* _DOCUMENT SECTION_:
Make sure your data is up to date in bigquery

2020-02-28 5 min read

Introduction

In my work, data pipelines are nesscesary in order to provide clients with the correct data. unfortunately sometimes due to changes in the API, access being removed, or unexpected timeouts and crashes ends up having the data not being updated properly meaning that the marketing automation systems and dashboards are not updated.

We almost store all relevant data in BigQuery, while the same data can be pushed to many other platforms such marketing automation systems, SQL databases etc. Because of this, we can utilize the metadata from BigQuery and see if the datasets are updated at the right time.

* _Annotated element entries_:
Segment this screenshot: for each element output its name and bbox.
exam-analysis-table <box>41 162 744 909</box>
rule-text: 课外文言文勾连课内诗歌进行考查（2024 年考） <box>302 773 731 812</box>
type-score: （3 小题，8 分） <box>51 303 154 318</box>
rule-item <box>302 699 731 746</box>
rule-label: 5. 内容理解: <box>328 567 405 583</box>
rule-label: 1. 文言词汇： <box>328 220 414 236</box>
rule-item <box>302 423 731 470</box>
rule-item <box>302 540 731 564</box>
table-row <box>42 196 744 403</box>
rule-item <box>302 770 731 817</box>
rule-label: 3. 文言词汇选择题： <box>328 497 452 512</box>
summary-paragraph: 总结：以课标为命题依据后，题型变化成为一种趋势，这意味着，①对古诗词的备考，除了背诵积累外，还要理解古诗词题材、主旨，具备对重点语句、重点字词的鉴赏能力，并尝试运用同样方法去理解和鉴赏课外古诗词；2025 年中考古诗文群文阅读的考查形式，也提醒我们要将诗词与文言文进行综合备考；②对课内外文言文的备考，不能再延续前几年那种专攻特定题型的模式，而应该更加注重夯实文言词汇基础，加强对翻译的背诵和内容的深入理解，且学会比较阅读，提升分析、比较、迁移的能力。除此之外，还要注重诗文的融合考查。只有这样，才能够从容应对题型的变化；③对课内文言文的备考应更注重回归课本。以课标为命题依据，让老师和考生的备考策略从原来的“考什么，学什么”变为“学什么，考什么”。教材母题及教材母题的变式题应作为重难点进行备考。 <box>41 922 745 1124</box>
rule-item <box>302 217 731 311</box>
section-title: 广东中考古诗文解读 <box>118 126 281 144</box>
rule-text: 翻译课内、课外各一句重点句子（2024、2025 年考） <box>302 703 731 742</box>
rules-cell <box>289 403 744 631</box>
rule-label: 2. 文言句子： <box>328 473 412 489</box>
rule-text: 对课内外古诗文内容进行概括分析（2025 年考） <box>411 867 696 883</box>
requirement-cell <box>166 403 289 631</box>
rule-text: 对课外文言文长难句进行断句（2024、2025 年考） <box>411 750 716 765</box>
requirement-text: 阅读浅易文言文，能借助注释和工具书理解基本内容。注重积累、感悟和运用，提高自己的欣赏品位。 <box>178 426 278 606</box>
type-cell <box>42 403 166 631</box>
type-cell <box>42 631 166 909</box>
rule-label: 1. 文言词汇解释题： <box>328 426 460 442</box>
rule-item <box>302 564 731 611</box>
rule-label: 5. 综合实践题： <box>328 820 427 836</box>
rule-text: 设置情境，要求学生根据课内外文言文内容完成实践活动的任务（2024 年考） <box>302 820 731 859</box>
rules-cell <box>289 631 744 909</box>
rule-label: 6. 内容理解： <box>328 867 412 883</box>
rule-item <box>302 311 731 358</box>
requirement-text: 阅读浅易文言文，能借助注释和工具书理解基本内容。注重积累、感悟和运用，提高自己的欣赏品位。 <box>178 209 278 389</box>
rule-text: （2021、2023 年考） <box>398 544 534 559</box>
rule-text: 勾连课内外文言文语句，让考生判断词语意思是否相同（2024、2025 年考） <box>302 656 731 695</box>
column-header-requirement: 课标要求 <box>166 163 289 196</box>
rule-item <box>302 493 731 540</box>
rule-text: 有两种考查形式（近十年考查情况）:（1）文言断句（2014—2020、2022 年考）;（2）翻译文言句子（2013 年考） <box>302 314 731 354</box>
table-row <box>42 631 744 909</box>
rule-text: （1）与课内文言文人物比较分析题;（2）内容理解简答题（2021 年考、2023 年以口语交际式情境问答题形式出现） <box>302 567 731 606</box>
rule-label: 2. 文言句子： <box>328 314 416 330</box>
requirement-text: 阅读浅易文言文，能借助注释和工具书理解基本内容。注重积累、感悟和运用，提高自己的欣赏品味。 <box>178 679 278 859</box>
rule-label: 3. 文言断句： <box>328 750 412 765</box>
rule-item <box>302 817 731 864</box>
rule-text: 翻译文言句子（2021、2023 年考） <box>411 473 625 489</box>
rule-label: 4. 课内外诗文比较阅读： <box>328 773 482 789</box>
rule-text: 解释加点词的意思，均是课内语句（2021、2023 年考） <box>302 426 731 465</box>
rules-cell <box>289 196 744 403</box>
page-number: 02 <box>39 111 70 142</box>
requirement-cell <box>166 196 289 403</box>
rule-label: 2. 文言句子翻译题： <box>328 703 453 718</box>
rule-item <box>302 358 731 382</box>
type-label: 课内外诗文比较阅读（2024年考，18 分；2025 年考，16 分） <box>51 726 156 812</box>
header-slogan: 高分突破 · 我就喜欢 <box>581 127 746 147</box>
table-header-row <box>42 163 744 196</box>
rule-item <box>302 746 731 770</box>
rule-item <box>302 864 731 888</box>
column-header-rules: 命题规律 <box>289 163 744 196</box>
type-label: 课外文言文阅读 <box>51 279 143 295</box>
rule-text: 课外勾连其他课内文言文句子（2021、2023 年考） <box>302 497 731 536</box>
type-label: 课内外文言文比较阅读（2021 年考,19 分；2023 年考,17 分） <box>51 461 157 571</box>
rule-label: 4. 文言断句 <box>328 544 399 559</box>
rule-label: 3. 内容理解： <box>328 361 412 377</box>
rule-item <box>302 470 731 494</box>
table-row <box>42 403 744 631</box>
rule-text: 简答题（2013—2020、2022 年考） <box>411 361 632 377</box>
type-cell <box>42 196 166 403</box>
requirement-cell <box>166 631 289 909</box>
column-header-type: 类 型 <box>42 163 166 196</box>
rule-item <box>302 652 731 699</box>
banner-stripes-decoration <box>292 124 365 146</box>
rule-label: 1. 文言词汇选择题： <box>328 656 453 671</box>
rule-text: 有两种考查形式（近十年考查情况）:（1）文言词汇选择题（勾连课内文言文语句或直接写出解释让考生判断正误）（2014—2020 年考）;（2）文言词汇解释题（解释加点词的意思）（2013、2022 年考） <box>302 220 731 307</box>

* _INSTRUCTION_: According to the post on keeping data up to date in BigQuery, what can BigQuery's metadata be used to check? This material comes from a different source than the text.

* _WRITTEN SOLUTION_: Whether the datasets are updated at the right time.